TASK REQUIREMENTS - Look below for the line with "Give me the", and from there restate every line word for word until the entries end.

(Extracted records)
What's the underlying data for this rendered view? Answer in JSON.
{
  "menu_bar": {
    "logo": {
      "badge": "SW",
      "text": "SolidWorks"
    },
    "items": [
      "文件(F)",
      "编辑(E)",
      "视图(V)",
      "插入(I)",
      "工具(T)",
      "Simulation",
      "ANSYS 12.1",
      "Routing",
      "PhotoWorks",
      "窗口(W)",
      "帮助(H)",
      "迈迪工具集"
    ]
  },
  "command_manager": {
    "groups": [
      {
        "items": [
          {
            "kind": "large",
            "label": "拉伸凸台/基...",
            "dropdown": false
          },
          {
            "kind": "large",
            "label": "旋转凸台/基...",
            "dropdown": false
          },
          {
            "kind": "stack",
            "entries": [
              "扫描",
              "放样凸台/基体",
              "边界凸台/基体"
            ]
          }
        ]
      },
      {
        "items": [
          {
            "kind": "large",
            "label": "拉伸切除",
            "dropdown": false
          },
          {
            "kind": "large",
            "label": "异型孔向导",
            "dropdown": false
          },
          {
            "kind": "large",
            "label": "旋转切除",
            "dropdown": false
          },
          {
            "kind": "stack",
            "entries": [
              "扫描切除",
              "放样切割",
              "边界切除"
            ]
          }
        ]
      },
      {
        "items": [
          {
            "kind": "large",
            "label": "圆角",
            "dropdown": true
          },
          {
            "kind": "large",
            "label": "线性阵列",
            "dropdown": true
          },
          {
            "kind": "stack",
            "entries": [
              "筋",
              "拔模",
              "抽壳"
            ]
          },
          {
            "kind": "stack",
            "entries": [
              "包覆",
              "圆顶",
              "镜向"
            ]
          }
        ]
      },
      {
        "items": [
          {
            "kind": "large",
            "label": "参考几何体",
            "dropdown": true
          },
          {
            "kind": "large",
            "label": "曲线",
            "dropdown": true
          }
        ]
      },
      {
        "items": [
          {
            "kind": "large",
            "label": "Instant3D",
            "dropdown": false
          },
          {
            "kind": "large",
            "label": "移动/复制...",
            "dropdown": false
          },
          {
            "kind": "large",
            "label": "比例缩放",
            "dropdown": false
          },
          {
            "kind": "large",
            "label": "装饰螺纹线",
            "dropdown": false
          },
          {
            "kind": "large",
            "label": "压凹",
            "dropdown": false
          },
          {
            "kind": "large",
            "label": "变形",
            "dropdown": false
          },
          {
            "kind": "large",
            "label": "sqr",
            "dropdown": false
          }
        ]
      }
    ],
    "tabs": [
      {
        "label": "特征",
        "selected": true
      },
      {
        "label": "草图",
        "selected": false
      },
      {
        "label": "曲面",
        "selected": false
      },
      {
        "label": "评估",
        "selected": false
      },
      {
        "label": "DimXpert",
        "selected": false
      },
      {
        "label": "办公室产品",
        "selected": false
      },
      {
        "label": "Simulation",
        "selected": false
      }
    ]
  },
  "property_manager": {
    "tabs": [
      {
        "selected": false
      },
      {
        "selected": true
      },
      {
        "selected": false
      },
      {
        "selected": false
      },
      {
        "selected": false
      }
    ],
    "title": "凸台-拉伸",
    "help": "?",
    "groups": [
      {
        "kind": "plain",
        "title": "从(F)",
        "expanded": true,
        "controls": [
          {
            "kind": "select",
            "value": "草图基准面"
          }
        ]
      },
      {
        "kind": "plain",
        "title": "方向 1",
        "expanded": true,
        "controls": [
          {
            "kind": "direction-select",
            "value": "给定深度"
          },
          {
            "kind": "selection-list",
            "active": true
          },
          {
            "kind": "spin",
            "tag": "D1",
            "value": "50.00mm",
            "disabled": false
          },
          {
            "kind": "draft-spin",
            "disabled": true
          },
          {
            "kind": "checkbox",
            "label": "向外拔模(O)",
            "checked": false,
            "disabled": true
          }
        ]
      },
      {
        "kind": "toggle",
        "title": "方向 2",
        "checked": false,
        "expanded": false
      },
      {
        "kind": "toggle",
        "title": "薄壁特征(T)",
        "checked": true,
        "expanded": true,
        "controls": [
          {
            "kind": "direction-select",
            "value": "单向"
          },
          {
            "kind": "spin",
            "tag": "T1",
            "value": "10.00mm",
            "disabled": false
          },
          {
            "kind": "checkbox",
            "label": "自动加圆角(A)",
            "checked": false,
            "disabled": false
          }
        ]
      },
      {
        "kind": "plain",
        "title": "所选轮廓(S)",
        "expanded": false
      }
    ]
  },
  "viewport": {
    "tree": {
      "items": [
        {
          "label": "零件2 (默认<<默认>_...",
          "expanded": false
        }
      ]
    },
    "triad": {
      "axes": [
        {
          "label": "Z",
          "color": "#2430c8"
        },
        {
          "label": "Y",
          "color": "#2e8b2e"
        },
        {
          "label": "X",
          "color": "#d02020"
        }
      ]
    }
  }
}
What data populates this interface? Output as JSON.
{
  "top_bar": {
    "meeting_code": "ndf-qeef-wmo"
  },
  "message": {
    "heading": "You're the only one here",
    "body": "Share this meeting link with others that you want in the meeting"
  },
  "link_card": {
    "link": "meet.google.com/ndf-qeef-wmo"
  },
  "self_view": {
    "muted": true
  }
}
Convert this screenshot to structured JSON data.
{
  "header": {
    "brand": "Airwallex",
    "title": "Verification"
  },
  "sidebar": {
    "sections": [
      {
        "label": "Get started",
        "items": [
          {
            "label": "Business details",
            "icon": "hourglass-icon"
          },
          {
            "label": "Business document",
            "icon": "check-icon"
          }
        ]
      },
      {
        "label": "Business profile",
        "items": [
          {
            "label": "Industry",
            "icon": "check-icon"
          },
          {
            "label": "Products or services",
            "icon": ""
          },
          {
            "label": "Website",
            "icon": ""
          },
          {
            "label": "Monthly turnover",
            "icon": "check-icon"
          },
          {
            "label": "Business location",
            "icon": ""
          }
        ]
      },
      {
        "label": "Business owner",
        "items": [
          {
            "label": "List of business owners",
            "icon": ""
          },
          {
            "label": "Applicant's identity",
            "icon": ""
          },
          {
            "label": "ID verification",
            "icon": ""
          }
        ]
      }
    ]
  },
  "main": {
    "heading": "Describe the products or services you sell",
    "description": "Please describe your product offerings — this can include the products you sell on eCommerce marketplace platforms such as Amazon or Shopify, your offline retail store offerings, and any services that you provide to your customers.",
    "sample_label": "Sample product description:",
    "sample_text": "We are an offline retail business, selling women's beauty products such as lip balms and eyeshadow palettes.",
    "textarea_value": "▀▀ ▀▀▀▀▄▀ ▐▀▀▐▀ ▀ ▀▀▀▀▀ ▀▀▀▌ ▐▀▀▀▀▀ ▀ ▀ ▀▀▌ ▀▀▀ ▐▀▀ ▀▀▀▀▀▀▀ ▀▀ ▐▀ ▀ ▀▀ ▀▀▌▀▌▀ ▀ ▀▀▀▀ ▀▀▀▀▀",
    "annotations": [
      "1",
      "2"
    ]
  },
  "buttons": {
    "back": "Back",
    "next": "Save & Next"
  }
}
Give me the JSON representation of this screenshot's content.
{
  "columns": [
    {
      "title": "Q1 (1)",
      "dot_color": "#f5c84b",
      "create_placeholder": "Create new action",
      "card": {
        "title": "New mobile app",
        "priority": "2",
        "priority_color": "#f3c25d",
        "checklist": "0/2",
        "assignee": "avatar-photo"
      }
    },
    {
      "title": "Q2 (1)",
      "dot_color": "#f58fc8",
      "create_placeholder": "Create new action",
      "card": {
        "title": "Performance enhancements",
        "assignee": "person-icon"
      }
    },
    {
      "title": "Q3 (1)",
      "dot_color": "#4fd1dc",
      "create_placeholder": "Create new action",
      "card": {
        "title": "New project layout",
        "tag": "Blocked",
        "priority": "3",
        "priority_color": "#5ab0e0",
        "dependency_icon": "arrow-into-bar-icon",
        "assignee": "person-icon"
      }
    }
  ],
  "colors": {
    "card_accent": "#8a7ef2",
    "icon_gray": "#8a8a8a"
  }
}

THE ANSWER -
Give me the JSON representation of this screenshot's content.
{
  "columns": [
    {
      "title": "Q1 (1)",
      "dot_color": "#f5c84b",
      "create_placeholder": "Create new action",
      "card": {
        "title": "New mobile app",
        "priority": "2",
        "priority_color": "#f3c25d",
        "checklist": "0/2",
        "assignee": "avatar-photo"
      }
    },
    {
      "title": "Q2 (1)",
      "dot_color": "#f58fc8",
      "create_placeholder": "Create new action",
      "card": {
        "title": "Performance enhancements",
        "assignee": "person-icon"
      }
    },
    {
      "title": "Q3 (1)",
      "dot_color": "#4fd1dc",
      "create_placeholder": "Create new action",
      "card": {
        "title": "New project layout",
        "tag": "Blocked",
        "priority": "3",
        "priority_color": "#5ab0e0",
        "dependency_icon": "arrow-into-bar-icon",
        "assignee": "person-icon"
      }
    }
  ],
  "colors": {
    "card_accent": "#8a7ef2",
    "icon_gray": "#8a8a8a"
  }
}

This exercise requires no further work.